# Start of Raw data
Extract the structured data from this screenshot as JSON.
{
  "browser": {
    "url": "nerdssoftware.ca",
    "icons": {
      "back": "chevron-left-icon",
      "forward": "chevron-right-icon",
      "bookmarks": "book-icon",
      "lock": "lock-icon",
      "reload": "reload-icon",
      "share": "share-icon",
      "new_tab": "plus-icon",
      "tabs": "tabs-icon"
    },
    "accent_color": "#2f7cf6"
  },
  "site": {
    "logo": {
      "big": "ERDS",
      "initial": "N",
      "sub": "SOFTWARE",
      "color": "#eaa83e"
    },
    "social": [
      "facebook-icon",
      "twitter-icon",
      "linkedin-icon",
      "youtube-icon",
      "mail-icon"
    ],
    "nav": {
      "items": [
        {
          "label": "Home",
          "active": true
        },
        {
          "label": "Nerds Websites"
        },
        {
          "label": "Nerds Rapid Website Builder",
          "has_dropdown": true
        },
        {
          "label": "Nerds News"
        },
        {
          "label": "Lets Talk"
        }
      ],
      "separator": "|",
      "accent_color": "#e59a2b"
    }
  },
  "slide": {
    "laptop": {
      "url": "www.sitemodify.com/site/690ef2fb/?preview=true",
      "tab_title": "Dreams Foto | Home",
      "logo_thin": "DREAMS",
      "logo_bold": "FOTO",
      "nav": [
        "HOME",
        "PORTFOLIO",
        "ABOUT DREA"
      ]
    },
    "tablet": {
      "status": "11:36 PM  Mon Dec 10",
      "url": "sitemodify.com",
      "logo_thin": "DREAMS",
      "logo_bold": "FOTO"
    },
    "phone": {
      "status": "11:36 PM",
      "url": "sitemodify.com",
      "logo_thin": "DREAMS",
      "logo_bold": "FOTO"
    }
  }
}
# End of Raw data
What to do
Return all the lines that contain the string "chevron".

Exercise solution
      "back": "chevron-left-icon",
      "forward": "chevron-right-icon",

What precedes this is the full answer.